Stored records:
========

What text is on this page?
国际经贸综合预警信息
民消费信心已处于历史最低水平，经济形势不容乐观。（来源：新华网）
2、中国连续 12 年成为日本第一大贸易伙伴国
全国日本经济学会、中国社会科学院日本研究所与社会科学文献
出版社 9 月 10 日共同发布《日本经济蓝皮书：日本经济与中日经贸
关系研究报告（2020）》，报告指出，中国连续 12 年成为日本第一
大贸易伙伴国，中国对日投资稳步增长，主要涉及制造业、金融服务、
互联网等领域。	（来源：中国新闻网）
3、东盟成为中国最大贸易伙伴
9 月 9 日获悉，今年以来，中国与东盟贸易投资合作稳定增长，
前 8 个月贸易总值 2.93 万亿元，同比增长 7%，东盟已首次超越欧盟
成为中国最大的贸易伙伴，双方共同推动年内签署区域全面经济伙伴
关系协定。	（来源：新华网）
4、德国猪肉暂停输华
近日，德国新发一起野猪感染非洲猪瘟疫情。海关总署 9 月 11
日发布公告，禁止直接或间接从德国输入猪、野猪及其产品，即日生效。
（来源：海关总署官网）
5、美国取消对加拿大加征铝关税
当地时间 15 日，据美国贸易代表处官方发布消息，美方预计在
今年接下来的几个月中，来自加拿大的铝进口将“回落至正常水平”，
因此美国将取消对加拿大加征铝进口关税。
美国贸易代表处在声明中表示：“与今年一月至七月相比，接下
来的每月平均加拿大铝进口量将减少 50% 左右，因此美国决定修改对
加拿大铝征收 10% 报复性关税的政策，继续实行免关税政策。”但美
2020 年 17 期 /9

========

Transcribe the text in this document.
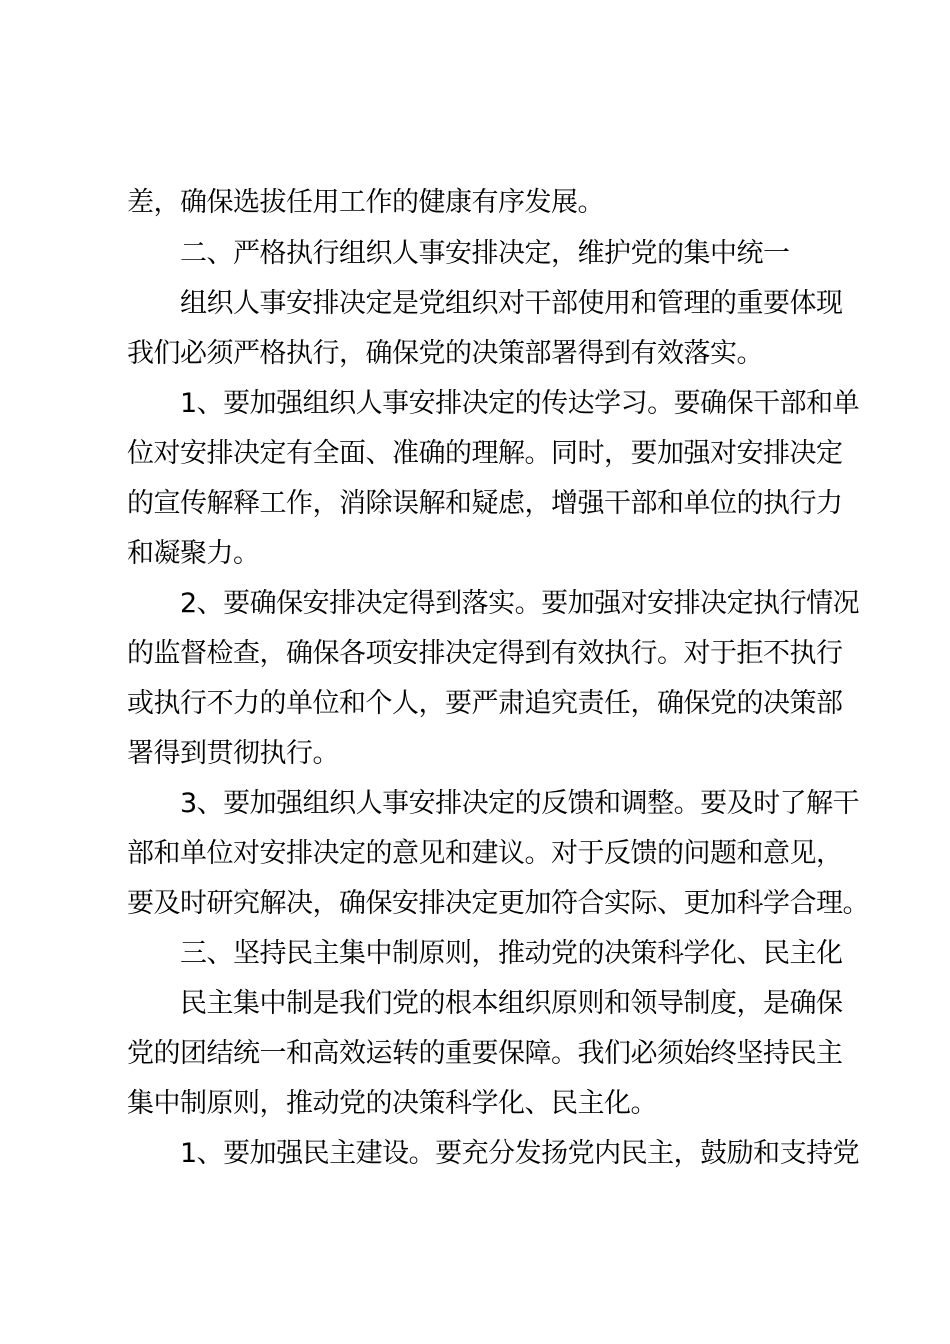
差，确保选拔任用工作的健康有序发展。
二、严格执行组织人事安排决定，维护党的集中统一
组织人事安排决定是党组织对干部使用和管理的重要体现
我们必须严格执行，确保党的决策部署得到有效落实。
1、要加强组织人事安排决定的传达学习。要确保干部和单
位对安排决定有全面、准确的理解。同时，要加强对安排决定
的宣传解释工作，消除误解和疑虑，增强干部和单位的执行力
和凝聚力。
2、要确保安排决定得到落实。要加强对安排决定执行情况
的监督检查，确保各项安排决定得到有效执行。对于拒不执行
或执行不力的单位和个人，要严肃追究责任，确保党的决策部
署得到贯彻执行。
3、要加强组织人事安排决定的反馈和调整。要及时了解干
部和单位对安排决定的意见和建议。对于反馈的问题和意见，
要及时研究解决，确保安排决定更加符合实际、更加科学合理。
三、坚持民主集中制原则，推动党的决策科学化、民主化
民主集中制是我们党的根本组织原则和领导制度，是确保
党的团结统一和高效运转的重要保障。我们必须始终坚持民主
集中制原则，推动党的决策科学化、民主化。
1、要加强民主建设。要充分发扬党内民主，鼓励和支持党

========

Extract every line above that contains the word "推动党的决策科学化".

Exercise solution:
三、坚持民主集中制原则，推动党的决策科学化、民主化
集中制原则，推动党的决策科学化、民主化。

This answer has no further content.